━━━ Information supplied ━━━
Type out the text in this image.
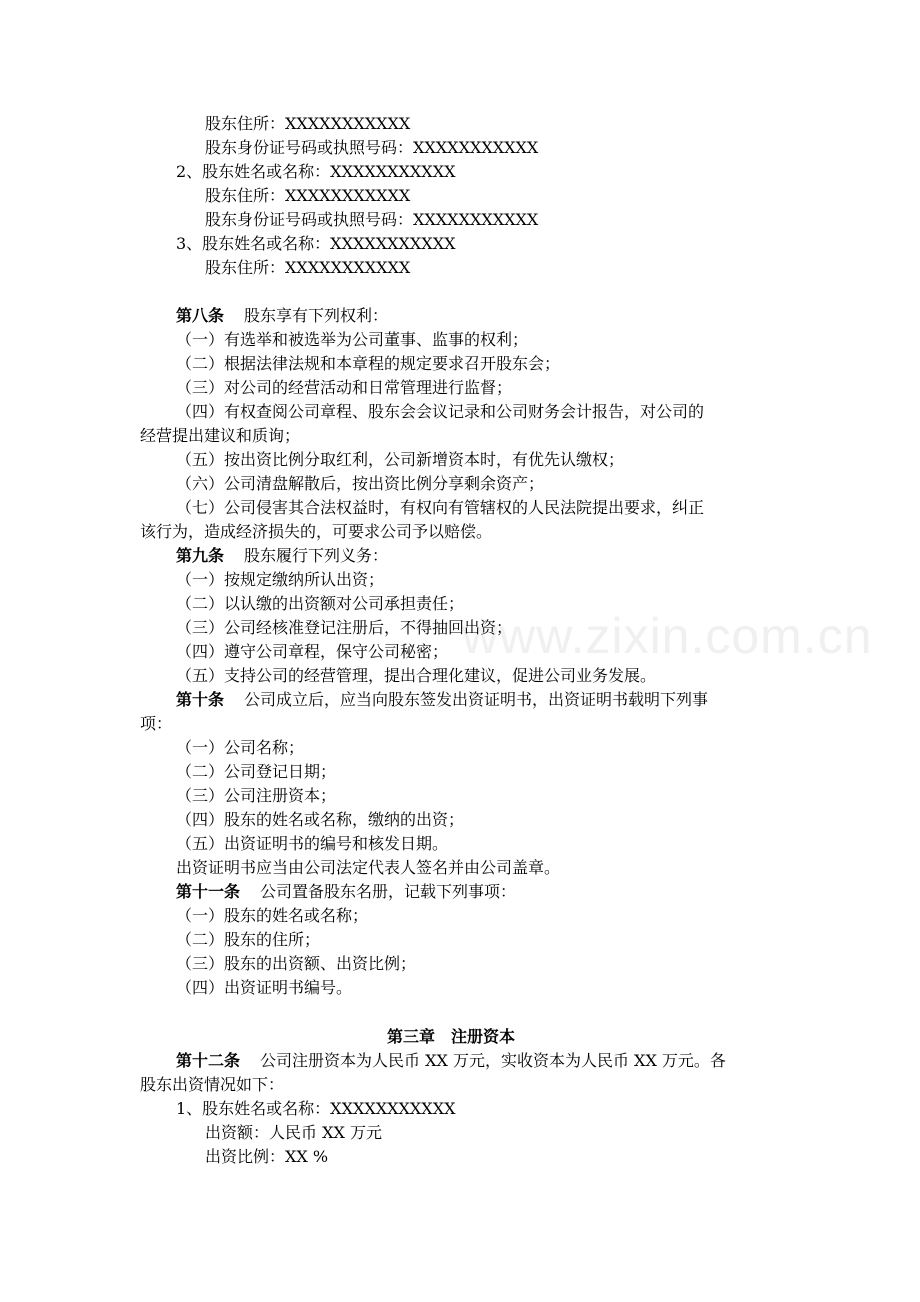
www.zixin.com.cn
股东住所：XXXXXXXXXXX
股东身份证号码或执照号码：XXXXXXXXXXX
2、股东姓名或名称：XXXXXXXXXXX
股东住所：XXXXXXXXXXX
股东身份证号码或执照号码：XXXXXXXXXXX
3、股东姓名或名称：XXXXXXXXXXX
股东住所：XXXXXXXXXXX
第八条 股东享有下列权利：
（一）有选举和被选举为公司董事、监事的权利；
（二）根据法律法规和本章程的规定要求召开股东会；
（三）对公司的经营活动和日常管理进行监督；
（四）有权查阅公司章程、股东会会议记录和公司财务会计报告，对公司的
经营提出建议和质询；
（五）按出资比例分取红利，公司新增资本时，有优先认缴权；
（六）公司清盘解散后，按出资比例分享剩余资产；
（七）公司侵害其合法权益时，有权向有管辖权的人民法院提出要求，纠正
该行为，造成经济损失的，可要求公司予以赔偿。
第九条 股东履行下列义务：
（一）按规定缴纳所认出资；
（二）以认缴的出资额对公司承担责任；
（三）公司经核准登记注册后，不得抽回出资；
（四）遵守公司章程，保守公司秘密；
（五）支持公司的经营管理，提出合理化建议，促进公司业务发展。
第十条 公司成立后，应当向股东签发出资证明书，出资证明书载明下列事
项：
（一）公司名称；
（二）公司登记日期；
（三）公司注册资本；
（四）股东的姓名或名称，缴纳的出资；
（五）出资证明书的编号和核发日期。
出资证明书应当由公司法定代表人签名并由公司盖章。
第十一条 公司置备股东名册，记载下列事项：
（一）股东的姓名或名称；
（二）股东的住所；
（三）股东的出资额、出资比例；
（四）出资证明书编号。
第三章　注册资本
第十二条 公司注册资本为人民币 XX 万元，实收资本为人民币 XX 万元。各
股东出资情况如下：
1、股东姓名或名称：XXXXXXXXXXX
出资额：人民币 XX 万元
出资比例：XX %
━━━
▶ [Goal] Pictures don't belong in the copy. Restate all the entries exactly.

▶ [Written solution]
Type out the text in this image.
www.zixin.com.cn
股东住所：XXXXXXXXXXX
股东身份证号码或执照号码：XXXXXXXXXXX
2、股东姓名或名称：XXXXXXXXXXX
股东住所：XXXXXXXXXXX
股东身份证号码或执照号码：XXXXXXXXXXX
3、股东姓名或名称：XXXXXXXXXXX
股东住所：XXXXXXXXXXX
第八条 股东享有下列权利：
（一）有选举和被选举为公司董事、监事的权利；
（二）根据法律法规和本章程的规定要求召开股东会；
（三）对公司的经营活动和日常管理进行监督；
（四）有权查阅公司章程、股东会会议记录和公司财务会计报告，对公司的
经营提出建议和质询；
（五）按出资比例分取红利，公司新增资本时，有优先认缴权；
（六）公司清盘解散后，按出资比例分享剩余资产；
（七）公司侵害其合法权益时，有权向有管辖权的人民法院提出要求，纠正
该行为，造成经济损失的，可要求公司予以赔偿。
第九条 股东履行下列义务：
（一）按规定缴纳所认出资；
（二）以认缴的出资额对公司承担责任；
（三）公司经核准登记注册后，不得抽回出资；
（四）遵守公司章程，保守公司秘密；
（五）支持公司的经营管理，提出合理化建议，促进公司业务发展。
第十条 公司成立后，应当向股东签发出资证明书，出资证明书载明下列事
项：
（一）公司名称；
（二）公司登记日期；
（三）公司注册资本；
（四）股东的姓名或名称，缴纳的出资；
（五）出资证明书的编号和核发日期。
出资证明书应当由公司法定代表人签名并由公司盖章。
第十一条 公司置备股东名册，记载下列事项：
（一）股东的姓名或名称；
（二）股东的住所；
（三）股东的出资额、出资比例；
（四）出资证明书编号。
第三章　注册资本
第十二条 公司注册资本为人民币 XX 万元，实收资本为人民币 XX 万元。各
股东出资情况如下：
1、股东姓名或名称：XXXXXXXXXXX
出资额：人民币 XX 万元
出资比例：XX %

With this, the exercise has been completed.